Saved entries
+ + + +

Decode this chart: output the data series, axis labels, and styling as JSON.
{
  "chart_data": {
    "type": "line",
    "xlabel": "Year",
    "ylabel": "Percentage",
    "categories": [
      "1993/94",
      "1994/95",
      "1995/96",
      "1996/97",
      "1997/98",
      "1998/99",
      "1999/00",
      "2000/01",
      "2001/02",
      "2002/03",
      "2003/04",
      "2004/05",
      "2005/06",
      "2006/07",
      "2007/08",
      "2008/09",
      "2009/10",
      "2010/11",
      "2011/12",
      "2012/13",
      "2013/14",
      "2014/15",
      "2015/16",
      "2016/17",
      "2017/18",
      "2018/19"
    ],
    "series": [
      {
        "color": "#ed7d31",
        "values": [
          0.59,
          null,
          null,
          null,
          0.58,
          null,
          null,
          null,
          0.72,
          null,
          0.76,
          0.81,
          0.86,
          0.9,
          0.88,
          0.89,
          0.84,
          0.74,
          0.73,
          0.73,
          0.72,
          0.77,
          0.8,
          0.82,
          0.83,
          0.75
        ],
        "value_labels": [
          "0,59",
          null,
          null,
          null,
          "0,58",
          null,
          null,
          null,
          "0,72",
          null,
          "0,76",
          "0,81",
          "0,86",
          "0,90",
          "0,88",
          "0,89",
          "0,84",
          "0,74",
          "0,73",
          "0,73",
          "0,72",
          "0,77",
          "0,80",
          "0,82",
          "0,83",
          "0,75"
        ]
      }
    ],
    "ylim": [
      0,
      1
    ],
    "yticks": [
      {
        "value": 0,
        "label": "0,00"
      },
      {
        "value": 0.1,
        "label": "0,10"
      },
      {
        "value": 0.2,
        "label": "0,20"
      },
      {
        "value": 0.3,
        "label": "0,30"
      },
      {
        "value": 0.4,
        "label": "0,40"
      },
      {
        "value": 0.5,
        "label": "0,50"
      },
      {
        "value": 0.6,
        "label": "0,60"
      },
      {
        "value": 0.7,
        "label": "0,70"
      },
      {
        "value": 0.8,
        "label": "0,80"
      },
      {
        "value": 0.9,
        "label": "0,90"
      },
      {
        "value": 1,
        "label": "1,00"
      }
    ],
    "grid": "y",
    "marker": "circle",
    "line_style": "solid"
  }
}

+ + + +

**WHAT YOU HAVE TO DO**
Retype the material in full, character for character.

**RESPONSE BELOW**
Decode this chart: output the data series, axis labels, and styling as JSON.
{
  "chart_data": {
    "type": "line",
    "xlabel": "Year",
    "ylabel": "Percentage",
    "categories": [
      "1993/94",
      "1994/95",
      "1995/96",
      "1996/97",
      "1997/98",
      "1998/99",
      "1999/00",
      "2000/01",
      "2001/02",
      "2002/03",
      "2003/04",
      "2004/05",
      "2005/06",
      "2006/07",
      "2007/08",
      "2008/09",
      "2009/10",
      "2010/11",
      "2011/12",
      "2012/13",
      "2013/14",
      "2014/15",
      "2015/16",
      "2016/17",
      "2017/18",
      "2018/19"
    ],
    "series": [
      {
        "color": "#ed7d31",
        "values": [
          0.59,
          null,
          null,
          null,
          0.58,
          null,
          null,
          null,
          0.72,
          null,
          0.76,
          0.81,
          0.86,
          0.9,
          0.88,
          0.89,
          0.84,
          0.74,
          0.73,
          0.73,
          0.72,
          0.77,
          0.8,
          0.82,
          0.83,
          0.75
        ],
        "value_labels": [
          "0,59",
          null,
          null,
          null,
          "0,58",
          null,
          null,
          null,
          "0,72",
          null,
          "0,76",
          "0,81",
          "0,86",
          "0,90",
          "0,88",
          "0,89",
          "0,84",
          "0,74",
          "0,73",
          "0,73",
          "0,72",
          "0,77",
          "0,80",
          "0,82",
          "0,83",
          "0,75"
        ]
      }
    ],
    "ylim": [
      0,
      1
    ],
    "yticks": [
      {
        "value": 0,
        "label": "0,00"
      },
      {
        "value": 0.1,
        "label": "0,10"
      },
      {
        "value": 0.2,
        "label": "0,20"
      },
      {
        "value": 0.3,
        "label": "0,30"
      },
      {
        "value": 0.4,
        "label": "0,40"
      },
      {
        "value": 0.5,
        "label": "0,50"
      },
      {
        "value": 0.6,
        "label": "0,60"
      },
      {
        "value": 0.7,
        "label": "0,70"
      },
      {
        "value": 0.8,
        "label": "0,80"
      },
      {
        "value": 0.9,
        "label": "0,90"
      },
      {
        "value": 1,
        "label": "1,00"
      }
    ],
    "grid": "y",
    "marker": "circle",
    "line_style": "solid"
  }
}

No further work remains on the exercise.